- WHAT THE TASK ASKS -
Return all lines with the word "practices" in them.

- INPUT RECORDS -
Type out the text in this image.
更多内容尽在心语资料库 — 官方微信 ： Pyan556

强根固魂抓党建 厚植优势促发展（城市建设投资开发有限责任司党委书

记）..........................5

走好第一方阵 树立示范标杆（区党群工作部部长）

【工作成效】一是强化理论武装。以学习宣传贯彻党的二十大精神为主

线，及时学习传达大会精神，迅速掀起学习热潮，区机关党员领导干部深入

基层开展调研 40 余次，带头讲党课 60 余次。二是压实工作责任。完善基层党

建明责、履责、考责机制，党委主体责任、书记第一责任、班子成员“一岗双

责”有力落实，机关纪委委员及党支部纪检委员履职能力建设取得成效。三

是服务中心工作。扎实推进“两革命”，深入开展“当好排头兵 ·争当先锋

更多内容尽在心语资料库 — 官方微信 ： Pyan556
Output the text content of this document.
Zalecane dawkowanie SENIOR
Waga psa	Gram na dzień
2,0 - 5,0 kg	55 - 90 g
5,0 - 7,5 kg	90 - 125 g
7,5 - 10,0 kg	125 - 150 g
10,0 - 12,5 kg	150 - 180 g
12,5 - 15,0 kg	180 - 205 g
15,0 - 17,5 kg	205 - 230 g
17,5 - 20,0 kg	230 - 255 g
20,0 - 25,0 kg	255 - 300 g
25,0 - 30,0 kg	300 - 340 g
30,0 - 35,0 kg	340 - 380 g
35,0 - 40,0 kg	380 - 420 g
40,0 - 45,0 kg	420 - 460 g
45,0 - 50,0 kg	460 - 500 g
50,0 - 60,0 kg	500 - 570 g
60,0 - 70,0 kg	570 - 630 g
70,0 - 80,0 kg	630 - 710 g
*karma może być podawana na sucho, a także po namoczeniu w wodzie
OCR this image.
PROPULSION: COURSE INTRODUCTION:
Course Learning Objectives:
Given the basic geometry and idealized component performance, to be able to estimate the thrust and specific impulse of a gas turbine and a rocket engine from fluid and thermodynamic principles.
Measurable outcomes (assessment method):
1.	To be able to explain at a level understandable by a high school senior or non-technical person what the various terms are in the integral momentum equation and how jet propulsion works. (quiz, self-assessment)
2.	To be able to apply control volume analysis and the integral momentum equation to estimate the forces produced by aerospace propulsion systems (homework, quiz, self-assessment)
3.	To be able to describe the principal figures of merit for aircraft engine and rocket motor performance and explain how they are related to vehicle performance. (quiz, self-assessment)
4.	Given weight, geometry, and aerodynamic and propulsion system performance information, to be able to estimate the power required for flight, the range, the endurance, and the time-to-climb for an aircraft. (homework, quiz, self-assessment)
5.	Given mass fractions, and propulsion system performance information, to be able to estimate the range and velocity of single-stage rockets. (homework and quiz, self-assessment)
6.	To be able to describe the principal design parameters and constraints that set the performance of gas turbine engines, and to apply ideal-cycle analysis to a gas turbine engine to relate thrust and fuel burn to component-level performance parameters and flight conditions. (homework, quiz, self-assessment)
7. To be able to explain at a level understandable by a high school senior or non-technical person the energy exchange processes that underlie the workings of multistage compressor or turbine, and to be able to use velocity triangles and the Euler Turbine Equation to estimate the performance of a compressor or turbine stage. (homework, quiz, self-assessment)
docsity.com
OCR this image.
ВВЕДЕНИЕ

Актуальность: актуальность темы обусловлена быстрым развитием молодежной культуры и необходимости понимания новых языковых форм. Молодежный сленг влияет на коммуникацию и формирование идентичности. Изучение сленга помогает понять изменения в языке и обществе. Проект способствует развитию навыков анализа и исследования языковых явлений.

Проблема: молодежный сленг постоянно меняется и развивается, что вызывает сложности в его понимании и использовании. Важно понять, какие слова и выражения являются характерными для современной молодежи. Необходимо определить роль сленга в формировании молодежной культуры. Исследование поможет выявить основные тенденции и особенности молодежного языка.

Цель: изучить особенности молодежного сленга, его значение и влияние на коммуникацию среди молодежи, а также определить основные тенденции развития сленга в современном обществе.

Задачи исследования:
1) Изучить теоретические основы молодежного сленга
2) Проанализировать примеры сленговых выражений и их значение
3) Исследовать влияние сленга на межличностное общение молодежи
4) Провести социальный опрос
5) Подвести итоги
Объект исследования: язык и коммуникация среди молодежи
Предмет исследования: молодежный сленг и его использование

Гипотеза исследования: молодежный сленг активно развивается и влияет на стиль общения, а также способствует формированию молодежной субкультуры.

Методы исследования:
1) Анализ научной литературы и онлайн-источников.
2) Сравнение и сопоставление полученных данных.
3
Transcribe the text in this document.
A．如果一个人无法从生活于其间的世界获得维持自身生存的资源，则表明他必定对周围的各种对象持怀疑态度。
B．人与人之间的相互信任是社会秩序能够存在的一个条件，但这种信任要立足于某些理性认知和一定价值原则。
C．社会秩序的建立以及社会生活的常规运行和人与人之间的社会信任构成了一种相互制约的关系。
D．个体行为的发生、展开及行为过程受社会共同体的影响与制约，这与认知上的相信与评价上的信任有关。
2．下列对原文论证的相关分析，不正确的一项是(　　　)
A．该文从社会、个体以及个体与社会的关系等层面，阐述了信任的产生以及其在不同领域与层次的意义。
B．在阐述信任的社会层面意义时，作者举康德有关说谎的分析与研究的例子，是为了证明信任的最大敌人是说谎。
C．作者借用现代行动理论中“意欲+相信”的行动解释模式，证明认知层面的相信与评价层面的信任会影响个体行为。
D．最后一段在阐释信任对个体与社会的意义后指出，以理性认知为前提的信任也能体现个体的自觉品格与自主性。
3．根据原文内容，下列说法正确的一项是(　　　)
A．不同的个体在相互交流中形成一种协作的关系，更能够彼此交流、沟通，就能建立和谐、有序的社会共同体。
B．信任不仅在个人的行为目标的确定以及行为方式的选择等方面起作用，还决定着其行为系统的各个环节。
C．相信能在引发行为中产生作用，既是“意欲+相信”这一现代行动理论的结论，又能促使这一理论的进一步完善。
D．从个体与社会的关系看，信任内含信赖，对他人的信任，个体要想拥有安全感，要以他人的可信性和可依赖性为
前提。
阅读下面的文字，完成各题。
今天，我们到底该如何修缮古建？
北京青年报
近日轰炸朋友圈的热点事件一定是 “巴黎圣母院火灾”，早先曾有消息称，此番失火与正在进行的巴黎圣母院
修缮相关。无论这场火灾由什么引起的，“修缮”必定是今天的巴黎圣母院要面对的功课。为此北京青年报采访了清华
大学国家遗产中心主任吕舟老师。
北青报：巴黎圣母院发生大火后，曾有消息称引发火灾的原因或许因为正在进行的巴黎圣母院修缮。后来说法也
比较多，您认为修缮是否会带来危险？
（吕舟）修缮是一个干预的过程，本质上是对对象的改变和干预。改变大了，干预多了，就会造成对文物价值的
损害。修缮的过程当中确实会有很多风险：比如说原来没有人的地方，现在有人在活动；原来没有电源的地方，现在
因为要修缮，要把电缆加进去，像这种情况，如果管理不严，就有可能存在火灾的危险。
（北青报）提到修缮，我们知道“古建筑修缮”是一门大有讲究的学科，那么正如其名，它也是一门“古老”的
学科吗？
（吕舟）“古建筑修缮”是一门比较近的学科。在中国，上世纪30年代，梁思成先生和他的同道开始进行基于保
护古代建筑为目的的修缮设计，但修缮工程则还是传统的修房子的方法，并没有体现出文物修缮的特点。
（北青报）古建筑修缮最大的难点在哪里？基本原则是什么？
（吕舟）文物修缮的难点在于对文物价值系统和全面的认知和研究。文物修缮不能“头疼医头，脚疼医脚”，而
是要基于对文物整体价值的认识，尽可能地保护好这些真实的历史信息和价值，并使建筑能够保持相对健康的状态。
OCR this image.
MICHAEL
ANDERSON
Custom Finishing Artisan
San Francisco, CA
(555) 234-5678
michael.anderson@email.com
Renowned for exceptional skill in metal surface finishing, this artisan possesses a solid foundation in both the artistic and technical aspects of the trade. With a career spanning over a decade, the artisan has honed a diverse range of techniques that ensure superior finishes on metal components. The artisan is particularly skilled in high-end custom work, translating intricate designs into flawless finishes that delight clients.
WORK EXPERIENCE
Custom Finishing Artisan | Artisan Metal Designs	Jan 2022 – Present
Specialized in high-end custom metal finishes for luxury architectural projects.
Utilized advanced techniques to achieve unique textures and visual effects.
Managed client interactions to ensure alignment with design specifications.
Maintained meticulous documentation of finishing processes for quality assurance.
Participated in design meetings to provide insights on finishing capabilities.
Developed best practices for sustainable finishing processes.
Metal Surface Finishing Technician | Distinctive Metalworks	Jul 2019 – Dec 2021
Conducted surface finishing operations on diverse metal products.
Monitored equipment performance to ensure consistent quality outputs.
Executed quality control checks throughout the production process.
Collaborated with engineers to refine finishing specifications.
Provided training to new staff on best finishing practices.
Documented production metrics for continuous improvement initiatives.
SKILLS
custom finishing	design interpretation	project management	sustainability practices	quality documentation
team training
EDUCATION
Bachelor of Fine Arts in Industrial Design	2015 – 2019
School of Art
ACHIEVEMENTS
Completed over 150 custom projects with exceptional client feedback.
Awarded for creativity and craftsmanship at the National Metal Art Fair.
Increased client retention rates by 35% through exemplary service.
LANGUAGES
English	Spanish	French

- WRITTEN RESPONSE -
Developed best practices for sustainable finishing processes.
Provided training to new staff on best finishing practices.
custom finishing	design interpretation	project management	sustainability practices	quality documentation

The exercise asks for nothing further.